### RECORDS FOR THIS TASK
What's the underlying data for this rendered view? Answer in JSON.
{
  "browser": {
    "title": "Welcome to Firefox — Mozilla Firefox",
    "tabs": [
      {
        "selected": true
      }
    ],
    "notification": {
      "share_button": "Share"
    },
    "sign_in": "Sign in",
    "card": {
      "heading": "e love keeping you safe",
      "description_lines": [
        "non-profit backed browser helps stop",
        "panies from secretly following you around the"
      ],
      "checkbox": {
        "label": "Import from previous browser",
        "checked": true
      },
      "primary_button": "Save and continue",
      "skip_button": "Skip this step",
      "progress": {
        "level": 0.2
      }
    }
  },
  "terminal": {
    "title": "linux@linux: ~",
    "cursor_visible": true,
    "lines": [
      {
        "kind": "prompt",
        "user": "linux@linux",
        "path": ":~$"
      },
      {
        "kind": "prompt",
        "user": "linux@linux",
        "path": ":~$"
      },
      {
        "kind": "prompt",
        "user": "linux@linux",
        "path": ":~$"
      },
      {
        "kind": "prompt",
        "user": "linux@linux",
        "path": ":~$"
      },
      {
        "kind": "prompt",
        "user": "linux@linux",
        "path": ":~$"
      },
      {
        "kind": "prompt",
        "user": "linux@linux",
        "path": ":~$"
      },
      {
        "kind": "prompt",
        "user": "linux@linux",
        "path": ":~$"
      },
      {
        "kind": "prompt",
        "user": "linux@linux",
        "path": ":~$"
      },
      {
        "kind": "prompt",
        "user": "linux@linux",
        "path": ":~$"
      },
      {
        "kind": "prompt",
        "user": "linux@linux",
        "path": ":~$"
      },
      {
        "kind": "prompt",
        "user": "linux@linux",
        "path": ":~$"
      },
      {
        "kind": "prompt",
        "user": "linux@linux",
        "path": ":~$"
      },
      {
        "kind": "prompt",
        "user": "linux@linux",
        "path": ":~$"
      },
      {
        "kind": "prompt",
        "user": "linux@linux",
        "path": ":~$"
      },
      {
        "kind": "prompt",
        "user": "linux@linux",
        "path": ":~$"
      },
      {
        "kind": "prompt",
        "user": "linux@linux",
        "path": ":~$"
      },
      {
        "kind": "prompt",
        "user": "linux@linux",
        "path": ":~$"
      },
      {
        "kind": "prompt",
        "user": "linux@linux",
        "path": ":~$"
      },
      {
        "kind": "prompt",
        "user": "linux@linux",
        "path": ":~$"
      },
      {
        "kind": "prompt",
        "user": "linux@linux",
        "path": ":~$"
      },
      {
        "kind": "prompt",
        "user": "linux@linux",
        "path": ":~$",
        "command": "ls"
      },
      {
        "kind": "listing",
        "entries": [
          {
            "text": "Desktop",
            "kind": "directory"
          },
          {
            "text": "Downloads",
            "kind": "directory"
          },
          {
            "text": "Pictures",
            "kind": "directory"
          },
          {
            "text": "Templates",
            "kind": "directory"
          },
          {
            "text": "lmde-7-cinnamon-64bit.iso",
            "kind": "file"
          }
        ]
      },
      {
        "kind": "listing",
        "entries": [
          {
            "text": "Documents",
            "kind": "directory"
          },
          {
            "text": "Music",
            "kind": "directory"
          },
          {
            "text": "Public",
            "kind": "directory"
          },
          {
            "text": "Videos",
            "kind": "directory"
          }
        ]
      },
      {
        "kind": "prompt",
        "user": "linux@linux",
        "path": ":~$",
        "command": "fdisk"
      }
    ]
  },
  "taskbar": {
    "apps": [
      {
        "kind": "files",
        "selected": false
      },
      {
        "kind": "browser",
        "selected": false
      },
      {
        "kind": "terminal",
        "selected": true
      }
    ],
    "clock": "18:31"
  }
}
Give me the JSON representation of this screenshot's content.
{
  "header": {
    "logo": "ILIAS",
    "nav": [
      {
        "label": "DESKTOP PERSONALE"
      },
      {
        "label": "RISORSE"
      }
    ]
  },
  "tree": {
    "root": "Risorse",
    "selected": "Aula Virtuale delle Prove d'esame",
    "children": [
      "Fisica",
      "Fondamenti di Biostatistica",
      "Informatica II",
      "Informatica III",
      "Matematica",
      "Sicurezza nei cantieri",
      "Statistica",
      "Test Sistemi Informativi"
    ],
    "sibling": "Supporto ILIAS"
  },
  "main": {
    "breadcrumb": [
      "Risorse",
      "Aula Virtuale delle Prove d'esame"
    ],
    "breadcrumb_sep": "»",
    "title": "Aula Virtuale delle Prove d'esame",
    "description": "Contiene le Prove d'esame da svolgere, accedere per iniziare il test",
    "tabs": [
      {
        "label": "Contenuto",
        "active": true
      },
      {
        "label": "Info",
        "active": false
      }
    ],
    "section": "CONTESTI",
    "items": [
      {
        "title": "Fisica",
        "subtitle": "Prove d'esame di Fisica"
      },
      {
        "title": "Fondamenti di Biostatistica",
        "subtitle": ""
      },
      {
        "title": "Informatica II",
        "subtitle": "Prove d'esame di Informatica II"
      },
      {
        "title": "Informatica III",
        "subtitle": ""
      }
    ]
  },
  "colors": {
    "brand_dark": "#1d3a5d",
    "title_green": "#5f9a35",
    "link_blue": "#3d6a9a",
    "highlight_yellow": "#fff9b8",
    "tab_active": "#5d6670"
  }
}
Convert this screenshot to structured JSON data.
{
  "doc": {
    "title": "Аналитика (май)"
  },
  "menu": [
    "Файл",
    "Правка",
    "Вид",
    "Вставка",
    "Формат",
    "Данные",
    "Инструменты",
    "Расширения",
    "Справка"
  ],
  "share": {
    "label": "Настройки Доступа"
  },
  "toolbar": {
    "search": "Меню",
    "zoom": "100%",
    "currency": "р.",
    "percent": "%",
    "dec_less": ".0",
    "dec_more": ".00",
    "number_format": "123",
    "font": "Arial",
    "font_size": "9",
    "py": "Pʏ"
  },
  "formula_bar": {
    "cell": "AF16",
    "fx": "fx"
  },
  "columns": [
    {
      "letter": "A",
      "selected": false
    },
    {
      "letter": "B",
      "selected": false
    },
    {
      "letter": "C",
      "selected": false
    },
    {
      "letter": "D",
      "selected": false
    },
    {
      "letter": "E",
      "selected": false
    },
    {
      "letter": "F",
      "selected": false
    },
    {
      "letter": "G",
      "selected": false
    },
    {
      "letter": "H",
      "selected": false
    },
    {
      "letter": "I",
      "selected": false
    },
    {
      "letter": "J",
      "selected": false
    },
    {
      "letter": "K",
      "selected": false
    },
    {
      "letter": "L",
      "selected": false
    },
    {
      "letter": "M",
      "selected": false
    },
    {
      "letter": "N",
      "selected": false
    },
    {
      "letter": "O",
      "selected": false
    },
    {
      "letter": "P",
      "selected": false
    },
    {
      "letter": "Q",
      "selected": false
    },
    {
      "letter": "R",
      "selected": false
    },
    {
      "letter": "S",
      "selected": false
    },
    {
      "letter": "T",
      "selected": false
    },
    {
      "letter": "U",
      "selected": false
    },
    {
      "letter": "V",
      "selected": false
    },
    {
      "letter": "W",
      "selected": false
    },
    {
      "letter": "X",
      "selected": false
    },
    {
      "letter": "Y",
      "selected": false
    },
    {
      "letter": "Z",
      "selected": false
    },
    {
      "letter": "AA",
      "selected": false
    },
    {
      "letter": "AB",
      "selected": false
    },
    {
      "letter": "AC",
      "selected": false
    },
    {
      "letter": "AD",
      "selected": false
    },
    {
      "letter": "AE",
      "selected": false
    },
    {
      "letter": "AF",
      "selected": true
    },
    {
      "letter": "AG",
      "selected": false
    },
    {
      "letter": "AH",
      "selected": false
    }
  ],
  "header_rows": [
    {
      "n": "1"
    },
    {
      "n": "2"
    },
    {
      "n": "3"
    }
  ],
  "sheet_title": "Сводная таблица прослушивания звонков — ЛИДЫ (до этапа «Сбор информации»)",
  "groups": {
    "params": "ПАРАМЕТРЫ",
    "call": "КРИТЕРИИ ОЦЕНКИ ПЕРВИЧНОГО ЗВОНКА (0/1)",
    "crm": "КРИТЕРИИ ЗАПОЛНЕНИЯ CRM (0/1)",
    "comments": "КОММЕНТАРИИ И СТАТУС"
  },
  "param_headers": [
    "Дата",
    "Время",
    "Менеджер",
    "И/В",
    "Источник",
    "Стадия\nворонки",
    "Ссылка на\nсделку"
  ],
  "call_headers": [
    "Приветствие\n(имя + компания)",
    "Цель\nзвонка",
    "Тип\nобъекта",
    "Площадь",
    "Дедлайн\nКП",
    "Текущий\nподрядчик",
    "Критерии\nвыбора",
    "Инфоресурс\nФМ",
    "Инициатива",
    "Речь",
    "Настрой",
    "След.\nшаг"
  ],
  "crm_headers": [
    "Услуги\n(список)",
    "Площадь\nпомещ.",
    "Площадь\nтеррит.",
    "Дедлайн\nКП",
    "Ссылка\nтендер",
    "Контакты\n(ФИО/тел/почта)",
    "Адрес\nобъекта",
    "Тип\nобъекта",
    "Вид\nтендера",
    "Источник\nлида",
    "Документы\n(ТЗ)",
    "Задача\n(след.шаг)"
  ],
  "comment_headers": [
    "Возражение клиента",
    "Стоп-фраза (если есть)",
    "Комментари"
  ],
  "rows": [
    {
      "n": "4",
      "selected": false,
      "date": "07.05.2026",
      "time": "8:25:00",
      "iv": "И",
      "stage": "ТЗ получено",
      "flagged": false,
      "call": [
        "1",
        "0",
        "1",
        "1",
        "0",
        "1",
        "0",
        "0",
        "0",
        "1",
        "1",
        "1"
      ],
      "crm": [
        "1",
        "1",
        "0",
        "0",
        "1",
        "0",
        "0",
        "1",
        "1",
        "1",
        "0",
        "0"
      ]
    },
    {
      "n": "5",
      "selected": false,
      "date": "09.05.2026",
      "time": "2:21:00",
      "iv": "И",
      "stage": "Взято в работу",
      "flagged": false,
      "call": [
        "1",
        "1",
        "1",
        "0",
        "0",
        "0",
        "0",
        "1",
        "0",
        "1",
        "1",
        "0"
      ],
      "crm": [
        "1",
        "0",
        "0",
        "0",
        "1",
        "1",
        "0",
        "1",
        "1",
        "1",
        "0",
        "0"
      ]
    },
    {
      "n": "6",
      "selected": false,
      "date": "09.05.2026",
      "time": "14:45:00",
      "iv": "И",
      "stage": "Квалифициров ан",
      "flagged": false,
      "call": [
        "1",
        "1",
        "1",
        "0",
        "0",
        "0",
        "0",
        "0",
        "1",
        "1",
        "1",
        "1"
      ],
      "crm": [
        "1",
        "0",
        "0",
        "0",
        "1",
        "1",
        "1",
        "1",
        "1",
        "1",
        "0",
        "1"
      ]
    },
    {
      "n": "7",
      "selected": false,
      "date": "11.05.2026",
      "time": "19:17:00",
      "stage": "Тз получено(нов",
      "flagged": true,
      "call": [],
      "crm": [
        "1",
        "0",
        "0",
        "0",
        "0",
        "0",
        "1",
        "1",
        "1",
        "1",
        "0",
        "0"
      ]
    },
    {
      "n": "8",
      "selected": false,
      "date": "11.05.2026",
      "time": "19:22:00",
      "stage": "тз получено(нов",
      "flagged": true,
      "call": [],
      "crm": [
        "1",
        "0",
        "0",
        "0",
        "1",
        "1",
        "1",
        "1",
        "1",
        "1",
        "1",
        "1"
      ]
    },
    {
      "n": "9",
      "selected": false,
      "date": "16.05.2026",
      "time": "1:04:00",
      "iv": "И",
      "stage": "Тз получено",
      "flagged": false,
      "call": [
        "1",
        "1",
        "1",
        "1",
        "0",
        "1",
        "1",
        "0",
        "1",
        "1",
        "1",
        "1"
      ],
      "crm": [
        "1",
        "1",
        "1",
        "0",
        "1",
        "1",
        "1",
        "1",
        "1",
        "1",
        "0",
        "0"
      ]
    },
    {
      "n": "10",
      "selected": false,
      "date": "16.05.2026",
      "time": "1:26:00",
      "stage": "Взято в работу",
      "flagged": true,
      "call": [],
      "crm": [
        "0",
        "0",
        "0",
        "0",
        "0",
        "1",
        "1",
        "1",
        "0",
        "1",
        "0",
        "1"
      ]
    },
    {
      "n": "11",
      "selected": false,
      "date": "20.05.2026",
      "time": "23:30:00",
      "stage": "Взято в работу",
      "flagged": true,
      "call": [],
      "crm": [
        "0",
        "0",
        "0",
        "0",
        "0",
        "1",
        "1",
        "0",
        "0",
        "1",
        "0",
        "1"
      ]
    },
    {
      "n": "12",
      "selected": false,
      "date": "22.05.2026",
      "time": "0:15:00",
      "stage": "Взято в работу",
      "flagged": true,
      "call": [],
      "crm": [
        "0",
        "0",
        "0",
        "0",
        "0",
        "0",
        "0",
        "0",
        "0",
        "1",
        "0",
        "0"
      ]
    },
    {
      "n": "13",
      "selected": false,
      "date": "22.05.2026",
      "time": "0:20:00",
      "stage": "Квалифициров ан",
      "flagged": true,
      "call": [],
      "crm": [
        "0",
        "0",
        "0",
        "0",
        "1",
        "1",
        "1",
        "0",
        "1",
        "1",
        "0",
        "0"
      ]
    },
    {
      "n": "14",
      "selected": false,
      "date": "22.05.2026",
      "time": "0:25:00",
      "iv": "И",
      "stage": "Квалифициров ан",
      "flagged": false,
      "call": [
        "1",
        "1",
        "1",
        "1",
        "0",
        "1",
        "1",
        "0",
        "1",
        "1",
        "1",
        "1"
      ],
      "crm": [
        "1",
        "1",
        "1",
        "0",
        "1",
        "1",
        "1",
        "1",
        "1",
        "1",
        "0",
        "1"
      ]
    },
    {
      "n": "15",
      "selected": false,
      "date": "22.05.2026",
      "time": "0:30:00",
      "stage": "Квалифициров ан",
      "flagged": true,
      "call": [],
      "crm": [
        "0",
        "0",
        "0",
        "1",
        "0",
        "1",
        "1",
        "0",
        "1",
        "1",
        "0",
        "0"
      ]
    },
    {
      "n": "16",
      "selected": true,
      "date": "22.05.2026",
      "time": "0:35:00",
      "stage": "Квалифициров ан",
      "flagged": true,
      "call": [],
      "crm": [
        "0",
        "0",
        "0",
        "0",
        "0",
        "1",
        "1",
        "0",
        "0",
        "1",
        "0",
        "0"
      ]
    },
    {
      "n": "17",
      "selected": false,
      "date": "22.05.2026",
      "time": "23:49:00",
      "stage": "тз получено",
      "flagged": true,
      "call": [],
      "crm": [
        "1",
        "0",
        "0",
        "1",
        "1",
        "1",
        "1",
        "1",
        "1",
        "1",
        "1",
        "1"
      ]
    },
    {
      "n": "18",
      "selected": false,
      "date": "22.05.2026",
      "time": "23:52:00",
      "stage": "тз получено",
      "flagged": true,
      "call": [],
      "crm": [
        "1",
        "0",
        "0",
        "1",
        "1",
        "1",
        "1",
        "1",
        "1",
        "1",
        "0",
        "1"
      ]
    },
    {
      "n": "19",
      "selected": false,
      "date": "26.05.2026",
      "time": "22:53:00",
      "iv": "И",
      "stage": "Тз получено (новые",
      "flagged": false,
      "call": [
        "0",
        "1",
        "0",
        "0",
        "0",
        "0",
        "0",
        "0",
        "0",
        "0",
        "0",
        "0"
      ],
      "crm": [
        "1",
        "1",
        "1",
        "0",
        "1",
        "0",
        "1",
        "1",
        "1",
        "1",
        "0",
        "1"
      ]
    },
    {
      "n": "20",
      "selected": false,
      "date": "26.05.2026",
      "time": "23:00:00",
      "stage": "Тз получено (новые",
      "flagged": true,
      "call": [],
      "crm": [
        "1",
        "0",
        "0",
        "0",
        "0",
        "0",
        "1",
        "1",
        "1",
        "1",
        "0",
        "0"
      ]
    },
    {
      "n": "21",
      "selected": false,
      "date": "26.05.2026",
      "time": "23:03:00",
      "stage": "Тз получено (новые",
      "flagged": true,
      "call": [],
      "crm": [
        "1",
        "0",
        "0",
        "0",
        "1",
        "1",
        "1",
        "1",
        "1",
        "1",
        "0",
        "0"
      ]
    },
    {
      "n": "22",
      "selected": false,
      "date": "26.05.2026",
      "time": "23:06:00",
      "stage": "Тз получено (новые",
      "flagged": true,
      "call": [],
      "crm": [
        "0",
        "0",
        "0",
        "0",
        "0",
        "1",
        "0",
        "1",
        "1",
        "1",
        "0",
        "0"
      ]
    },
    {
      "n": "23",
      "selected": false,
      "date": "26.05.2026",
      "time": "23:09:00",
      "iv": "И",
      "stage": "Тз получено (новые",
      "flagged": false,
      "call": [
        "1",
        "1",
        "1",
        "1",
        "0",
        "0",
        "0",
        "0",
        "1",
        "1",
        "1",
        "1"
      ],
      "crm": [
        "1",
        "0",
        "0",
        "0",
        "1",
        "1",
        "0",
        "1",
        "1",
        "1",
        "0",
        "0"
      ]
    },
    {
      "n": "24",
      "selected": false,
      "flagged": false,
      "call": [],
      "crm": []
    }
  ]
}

### TASK TO COMPLETE
Return every line from the records above that holds the word "Fondamenti".

### ANSWER TO THE PROBLEM
      "Fondamenti di Biostatistica",
        "title": "Fondamenti di Biostatistica",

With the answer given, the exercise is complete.